* [Directions]:
Identify each line containing the word "this" and copy it.

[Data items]
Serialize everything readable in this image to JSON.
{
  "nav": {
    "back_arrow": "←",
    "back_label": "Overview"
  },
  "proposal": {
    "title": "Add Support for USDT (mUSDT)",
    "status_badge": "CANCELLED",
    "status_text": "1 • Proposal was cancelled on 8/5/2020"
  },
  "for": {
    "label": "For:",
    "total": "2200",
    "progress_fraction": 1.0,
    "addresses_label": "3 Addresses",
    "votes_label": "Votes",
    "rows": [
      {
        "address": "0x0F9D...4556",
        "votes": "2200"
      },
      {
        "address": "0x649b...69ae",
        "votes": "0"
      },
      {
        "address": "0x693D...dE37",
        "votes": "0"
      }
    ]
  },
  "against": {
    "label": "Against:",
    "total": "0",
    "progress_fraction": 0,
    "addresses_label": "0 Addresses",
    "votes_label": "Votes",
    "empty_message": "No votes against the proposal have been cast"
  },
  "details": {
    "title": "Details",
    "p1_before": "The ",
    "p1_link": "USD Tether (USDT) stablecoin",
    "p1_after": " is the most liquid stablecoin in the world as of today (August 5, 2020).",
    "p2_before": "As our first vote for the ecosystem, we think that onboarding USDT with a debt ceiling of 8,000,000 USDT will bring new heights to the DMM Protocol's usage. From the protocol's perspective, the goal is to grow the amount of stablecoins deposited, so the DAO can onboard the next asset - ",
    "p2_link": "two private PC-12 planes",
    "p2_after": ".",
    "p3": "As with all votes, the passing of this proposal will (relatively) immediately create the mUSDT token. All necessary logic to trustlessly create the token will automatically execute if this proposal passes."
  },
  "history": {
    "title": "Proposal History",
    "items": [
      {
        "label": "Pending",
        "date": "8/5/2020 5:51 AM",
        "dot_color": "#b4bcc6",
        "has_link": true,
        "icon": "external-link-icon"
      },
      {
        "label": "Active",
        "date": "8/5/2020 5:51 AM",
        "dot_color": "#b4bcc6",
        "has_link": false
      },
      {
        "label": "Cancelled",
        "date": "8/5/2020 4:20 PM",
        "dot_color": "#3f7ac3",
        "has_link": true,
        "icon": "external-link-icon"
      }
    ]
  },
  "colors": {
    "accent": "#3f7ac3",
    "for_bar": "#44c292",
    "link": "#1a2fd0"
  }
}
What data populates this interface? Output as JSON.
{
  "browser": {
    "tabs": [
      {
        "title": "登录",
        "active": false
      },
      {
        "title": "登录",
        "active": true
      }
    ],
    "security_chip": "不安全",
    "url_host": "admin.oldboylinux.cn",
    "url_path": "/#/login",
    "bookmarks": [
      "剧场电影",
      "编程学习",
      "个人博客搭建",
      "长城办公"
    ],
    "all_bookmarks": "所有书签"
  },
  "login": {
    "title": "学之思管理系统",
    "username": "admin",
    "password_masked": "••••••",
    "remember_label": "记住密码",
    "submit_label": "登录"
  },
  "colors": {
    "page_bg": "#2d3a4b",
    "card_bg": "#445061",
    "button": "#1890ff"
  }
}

* [Exercise answer]:
Serialize everything readable in this image to JSON.
    "p3": "As with all votes, the passing of this proposal will (relatively) immediately create the mUSDT token. All necessary logic to trustlessly create the token will automatically execute if this proposal passes."
What data populates this interface? Output as JSON.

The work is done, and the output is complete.